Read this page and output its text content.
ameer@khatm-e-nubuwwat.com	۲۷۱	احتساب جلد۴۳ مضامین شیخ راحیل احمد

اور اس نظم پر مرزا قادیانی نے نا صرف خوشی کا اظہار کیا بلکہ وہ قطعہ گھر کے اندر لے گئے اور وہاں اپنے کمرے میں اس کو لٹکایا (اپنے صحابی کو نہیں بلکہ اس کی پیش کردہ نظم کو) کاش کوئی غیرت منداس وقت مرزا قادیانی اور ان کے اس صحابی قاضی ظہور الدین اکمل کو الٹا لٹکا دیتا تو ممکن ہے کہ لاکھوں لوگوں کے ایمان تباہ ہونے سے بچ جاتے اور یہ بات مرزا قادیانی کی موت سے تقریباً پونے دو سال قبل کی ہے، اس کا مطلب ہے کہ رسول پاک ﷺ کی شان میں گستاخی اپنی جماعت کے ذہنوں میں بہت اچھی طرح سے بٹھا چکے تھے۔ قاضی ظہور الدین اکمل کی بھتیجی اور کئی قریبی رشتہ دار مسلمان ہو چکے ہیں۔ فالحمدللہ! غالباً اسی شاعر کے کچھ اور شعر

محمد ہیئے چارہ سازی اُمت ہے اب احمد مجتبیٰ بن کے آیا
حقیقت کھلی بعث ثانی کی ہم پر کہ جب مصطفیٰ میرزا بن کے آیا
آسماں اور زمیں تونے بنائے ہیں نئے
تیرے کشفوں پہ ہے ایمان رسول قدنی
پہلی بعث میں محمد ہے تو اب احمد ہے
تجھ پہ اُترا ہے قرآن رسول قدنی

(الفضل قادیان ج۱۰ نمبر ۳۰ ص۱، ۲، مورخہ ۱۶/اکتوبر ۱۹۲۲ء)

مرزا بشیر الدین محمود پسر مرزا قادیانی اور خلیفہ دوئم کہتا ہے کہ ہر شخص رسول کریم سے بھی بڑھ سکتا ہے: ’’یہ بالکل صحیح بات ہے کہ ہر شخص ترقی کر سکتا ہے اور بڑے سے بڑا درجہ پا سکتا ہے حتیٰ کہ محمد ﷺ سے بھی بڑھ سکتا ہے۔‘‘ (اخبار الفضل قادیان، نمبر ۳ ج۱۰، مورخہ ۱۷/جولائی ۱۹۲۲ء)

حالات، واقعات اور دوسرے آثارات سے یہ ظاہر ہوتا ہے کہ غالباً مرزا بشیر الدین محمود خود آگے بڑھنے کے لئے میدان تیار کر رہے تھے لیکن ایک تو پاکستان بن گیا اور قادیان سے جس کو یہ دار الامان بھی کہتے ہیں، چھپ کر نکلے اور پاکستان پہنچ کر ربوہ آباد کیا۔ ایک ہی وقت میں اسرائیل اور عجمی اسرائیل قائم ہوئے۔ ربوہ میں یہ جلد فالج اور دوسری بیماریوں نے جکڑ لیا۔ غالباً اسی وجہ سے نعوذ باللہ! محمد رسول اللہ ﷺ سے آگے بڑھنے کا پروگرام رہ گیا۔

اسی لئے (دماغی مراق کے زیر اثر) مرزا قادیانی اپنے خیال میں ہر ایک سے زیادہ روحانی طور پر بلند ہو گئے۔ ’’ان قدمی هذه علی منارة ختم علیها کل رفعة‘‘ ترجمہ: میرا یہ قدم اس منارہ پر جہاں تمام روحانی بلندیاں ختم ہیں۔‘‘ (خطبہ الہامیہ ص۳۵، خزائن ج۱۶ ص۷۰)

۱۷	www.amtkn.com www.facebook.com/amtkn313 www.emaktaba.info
# # #
Hand back the material above in full, exactly as written.

Read this page and output its text content.
ameer@khatm-e-nubuwwat.com	۲۷۱	احتساب جلد۴۳ مضامین شیخ راحیل احمد

اور اس نظم پر مرزا قادیانی نے نا صرف خوشی کا اظہار کیا بلکہ وہ قطعہ گھر کے اندر لے گئے اور وہاں اپنے کمرے میں اس کو لٹکایا (اپنے صحابی کو نہیں بلکہ اس کی پیش کردہ نظم کو) کاش کوئی غیرت منداس وقت مرزا قادیانی اور ان کے اس صحابی قاضی ظہور الدین اکمل کو الٹا لٹکا دیتا تو ممکن ہے کہ لاکھوں لوگوں کے ایمان تباہ ہونے سے بچ جاتے اور یہ بات مرزا قادیانی کی موت سے تقریباً پونے دو سال قبل کی ہے، اس کا مطلب ہے کہ رسول پاک ﷺ کی شان میں گستاخی اپنی جماعت کے ذہنوں میں بہت اچھی طرح سے بٹھا چکے تھے۔ قاضی ظہور الدین اکمل کی بھتیجی اور کئی قریبی رشتہ دار مسلمان ہو چکے ہیں۔ فالحمدللہ! غالباً اسی شاعر کے کچھ اور شعر

محمد ہیئے چارہ سازی اُمت ہے اب احمد مجتبیٰ بن کے آیا
حقیقت کھلی بعث ثانی کی ہم پر کہ جب مصطفیٰ میرزا بن کے آیا
آسماں اور زمیں تونے بنائے ہیں نئے
تیرے کشفوں پہ ہے ایمان رسول قدنی
پہلی بعث میں محمد ہے تو اب احمد ہے
تجھ پہ اُترا ہے قرآن رسول قدنی

(الفضل قادیان ج۱۰ نمبر ۳۰ ص۱، ۲، مورخہ ۱۶/اکتوبر ۱۹۲۲ء)

مرزا بشیر الدین محمود پسر مرزا قادیانی اور خلیفہ دوئم کہتا ہے کہ ہر شخص رسول کریم سے بھی بڑھ سکتا ہے: ’’یہ بالکل صحیح بات ہے کہ ہر شخص ترقی کر سکتا ہے اور بڑے سے بڑا درجہ پا سکتا ہے حتیٰ کہ محمد ﷺ سے بھی بڑھ سکتا ہے۔‘‘ (اخبار الفضل قادیان، نمبر ۳ ج۱۰، مورخہ ۱۷/جولائی ۱۹۲۲ء)

حالات، واقعات اور دوسرے آثارات سے یہ ظاہر ہوتا ہے کہ غالباً مرزا بشیر الدین محمود خود آگے بڑھنے کے لئے میدان تیار کر رہے تھے لیکن ایک تو پاکستان بن گیا اور قادیان سے جس کو یہ دار الامان بھی کہتے ہیں، چھپ کر نکلے اور پاکستان پہنچ کر ربوہ آباد کیا۔ ایک ہی وقت میں اسرائیل اور عجمی اسرائیل قائم ہوئے۔ ربوہ میں یہ جلد فالج اور دوسری بیماریوں نے جکڑ لیا۔ غالباً اسی وجہ سے نعوذ باللہ! محمد رسول اللہ ﷺ سے آگے بڑھنے کا پروگرام رہ گیا۔

اسی لئے (دماغی مراق کے زیر اثر) مرزا قادیانی اپنے خیال میں ہر ایک سے زیادہ روحانی طور پر بلند ہو گئے۔ ’’ان قدمی هذه علی منارة ختم علیها کل رفعة‘‘ ترجمہ: میرا یہ قدم اس منارہ پر جہاں تمام روحانی بلندیاں ختم ہیں۔‘‘ (خطبہ الہامیہ ص۳۵، خزائن ج۱۶ ص۷۰)

۱۷	www.amtkn.com www.facebook.com/amtkn313 www.emaktaba.info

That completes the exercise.